▶ **Exercise passage**
Intimidation Nation: Venezuela in Election Season

The 23 de Enero district of Caracas is named after the January 23, 1958 coup that brought down then-dictator Marcos Pérez Jiménez, so it’s fitting that the ramshackle hillside neighborhood has always mixed politics with aggression. Hugo Chávez launched his failed 1992 coup from the 4F barracks here, and when he died this March 5, his remains were brought to the barracks, where red-eyed supporters now come to visit his tomb in a converted “Museum of the Bolivarian Revolution”.

The neighborhood seemed an ideal location to document the cult of Chávez for Roads & Kingdoms ahead of Venezuela’s April 14 election between acting president (and hand-picked Chavez heir) Nicolás Maduro and underdog opposition leader Henrique Capriles. But if neighborhoods like 23 de Enero see themselves as ardent defenders of Chavez’s revolution—they are desperately poor and Chavez’s government has given them both bread and pride—they also have to live with another real legacy of Chavismo: violence. It’s not just the street crime and murder, it’s also the politicized militias that have formed around the vague goal of “defending the revolution”. These fervent Chavistas range from unarmed community workers to paramilitary gangs. In this pivotal moment for Venezuela, the hint of violence is never far from the surface.

▶ **Source data**
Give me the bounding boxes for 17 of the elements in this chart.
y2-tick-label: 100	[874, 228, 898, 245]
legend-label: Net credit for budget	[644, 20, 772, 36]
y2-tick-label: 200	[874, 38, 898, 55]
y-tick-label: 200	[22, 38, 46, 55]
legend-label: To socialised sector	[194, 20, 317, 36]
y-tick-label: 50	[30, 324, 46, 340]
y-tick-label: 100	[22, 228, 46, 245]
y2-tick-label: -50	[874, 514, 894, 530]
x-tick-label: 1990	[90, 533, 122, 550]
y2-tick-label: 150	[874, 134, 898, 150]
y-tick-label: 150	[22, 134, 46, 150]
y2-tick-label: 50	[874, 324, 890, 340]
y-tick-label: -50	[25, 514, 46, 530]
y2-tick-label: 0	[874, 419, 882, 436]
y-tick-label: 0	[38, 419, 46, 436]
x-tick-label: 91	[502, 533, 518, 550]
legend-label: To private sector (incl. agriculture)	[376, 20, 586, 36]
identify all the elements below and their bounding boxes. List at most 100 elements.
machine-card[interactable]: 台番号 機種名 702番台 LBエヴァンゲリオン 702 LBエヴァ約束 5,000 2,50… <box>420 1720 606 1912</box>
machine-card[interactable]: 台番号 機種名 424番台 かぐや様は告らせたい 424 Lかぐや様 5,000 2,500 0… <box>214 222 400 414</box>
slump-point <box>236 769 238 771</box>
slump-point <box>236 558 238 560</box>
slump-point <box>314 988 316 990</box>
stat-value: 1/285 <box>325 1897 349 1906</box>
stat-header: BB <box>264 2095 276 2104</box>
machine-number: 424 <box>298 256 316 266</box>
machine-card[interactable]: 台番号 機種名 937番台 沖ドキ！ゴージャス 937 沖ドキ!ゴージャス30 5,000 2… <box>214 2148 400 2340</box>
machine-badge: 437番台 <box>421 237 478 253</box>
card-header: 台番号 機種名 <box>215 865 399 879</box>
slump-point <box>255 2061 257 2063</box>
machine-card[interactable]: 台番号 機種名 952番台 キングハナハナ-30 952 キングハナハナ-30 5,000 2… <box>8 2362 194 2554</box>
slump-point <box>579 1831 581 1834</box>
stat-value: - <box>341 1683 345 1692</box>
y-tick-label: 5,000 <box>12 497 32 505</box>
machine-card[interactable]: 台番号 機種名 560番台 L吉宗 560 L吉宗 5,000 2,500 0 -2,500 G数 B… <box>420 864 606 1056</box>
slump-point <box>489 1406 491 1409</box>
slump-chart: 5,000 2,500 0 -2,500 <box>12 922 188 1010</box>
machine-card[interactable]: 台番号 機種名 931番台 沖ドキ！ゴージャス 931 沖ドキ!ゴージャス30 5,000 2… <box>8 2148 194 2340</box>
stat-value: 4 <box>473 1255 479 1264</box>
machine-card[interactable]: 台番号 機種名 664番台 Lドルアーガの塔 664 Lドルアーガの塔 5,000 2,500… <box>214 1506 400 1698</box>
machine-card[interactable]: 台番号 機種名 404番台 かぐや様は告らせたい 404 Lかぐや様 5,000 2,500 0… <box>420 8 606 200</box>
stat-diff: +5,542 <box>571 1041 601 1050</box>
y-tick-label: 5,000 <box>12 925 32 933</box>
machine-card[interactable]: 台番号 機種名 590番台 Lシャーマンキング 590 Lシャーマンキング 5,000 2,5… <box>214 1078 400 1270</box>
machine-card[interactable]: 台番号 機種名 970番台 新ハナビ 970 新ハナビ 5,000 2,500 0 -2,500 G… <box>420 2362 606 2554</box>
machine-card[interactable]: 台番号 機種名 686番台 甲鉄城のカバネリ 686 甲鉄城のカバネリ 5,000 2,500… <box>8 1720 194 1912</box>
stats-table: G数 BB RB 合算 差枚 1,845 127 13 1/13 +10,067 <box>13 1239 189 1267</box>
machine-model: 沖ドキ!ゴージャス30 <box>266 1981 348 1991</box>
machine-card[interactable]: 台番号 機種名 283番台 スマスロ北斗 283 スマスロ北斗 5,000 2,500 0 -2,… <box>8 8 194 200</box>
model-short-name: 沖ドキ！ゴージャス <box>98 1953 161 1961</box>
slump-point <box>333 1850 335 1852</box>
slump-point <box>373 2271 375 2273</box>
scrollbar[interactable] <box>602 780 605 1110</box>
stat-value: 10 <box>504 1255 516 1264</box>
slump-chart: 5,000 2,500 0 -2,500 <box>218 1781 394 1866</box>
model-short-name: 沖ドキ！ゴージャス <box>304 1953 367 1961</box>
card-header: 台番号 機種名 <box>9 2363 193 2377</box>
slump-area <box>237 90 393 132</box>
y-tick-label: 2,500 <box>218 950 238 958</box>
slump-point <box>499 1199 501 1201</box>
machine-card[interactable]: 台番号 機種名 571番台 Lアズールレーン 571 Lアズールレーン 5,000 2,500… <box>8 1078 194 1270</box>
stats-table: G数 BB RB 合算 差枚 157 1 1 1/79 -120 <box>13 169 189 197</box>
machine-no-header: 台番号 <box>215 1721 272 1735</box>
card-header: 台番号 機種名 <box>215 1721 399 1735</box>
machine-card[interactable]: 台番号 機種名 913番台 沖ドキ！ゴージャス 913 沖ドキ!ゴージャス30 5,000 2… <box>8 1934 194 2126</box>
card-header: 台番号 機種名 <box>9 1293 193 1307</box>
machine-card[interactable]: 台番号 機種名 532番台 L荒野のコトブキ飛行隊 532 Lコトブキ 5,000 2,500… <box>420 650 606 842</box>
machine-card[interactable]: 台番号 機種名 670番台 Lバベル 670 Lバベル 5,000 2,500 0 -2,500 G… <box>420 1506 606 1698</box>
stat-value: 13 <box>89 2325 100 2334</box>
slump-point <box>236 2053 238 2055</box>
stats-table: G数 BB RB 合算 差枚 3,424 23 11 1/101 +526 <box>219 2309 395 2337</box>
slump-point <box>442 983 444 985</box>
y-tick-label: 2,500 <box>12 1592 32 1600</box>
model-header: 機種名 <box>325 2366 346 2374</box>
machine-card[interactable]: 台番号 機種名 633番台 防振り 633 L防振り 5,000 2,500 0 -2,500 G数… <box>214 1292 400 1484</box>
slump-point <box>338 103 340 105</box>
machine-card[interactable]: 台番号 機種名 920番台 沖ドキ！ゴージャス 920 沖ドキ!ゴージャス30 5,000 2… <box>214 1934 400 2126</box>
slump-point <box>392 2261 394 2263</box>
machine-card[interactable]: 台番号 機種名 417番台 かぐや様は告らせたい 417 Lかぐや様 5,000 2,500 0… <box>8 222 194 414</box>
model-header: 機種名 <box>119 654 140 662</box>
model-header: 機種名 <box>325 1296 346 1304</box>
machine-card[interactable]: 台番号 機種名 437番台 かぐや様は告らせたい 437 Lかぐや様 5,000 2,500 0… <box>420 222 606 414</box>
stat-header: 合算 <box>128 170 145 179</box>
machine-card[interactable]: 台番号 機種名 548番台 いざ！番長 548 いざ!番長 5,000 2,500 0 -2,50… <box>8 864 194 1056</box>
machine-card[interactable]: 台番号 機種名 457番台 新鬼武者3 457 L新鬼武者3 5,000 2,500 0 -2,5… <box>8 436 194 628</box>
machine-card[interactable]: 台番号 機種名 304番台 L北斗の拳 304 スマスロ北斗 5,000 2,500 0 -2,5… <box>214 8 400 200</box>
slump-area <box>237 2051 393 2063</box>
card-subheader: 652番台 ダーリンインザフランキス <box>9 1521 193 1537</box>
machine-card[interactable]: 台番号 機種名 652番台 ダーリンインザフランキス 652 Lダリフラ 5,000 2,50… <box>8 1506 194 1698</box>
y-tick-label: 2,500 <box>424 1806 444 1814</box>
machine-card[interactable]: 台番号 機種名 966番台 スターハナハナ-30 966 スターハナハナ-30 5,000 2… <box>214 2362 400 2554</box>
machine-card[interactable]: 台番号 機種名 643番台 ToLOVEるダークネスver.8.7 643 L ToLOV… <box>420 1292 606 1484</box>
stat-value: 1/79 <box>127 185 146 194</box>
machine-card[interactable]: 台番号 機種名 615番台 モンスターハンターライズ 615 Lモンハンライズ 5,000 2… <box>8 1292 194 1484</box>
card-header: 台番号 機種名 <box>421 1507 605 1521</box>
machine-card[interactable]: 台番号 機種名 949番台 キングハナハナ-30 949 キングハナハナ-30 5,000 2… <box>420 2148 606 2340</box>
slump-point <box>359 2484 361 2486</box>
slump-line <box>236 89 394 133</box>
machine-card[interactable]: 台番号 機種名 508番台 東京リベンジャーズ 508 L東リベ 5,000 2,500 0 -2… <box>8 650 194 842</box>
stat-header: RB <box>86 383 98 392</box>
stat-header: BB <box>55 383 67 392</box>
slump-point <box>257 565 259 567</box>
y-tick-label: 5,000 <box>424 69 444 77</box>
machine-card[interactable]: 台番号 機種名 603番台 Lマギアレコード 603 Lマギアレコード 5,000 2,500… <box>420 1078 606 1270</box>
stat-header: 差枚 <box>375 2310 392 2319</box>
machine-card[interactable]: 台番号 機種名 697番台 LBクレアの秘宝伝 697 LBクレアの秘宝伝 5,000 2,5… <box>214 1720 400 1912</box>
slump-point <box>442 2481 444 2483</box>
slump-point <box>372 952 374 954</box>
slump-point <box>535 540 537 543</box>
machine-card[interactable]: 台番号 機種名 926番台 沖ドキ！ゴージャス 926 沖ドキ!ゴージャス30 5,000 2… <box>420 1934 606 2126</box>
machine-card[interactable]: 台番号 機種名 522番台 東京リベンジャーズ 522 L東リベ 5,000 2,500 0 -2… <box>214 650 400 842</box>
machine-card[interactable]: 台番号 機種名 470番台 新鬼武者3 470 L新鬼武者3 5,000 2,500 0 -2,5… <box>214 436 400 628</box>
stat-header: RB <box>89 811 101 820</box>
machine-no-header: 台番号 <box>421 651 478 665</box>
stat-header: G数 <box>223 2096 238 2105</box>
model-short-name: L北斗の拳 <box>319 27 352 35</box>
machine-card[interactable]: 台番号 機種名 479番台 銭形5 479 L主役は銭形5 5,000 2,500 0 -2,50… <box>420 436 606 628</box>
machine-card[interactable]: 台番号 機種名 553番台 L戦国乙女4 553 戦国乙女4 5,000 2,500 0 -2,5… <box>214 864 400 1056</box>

▶ **Problem set**
1) Answer these questions using the Venezuela article.
(a) What event gives the 23 de Enero district its name?
(b) On what date was Venezuela's election between Nicolás Maduro and Henrique Capriles set to take place?
(c) What range of people do the fervent Chavistas in the militias include?
2) Reproduce the part of the Venezuela article starting at "The neighborhood seemed" and ending at "from the surface.".

▶ **Per-task answers**
1)
(a) The January 23, 1958 coup that brought down then-dictator Marcos Pérez Jiménez.
(b) April 14.
(c) They range from unarmed community workers to paramilitary gangs.

2)
The neighborhood seemed an ideal location to document the cult of Chávez for Roads & Kingdoms ahead of Venezuela’s April 14 election between acting president (and hand-picked Chavez heir) Nicolás Maduro and underdog opposition leader Henrique Capriles. But if neighborhoods like 23 de Enero see themselves as ardent defenders of Chavez’s revolution—they are desperately poor and Chavez’s government has given them both bread and pride—they also have to live with another real legacy of Chavismo: violence. It’s not just the street crime and murder, it’s also the politicized militias that have formed around the vague goal of “defending the revolution”. These fervent Chavistas range from unarmed community workers to paramilitary gangs. In this pivotal moment for Venezuela, the hint of violence is never far from the surface.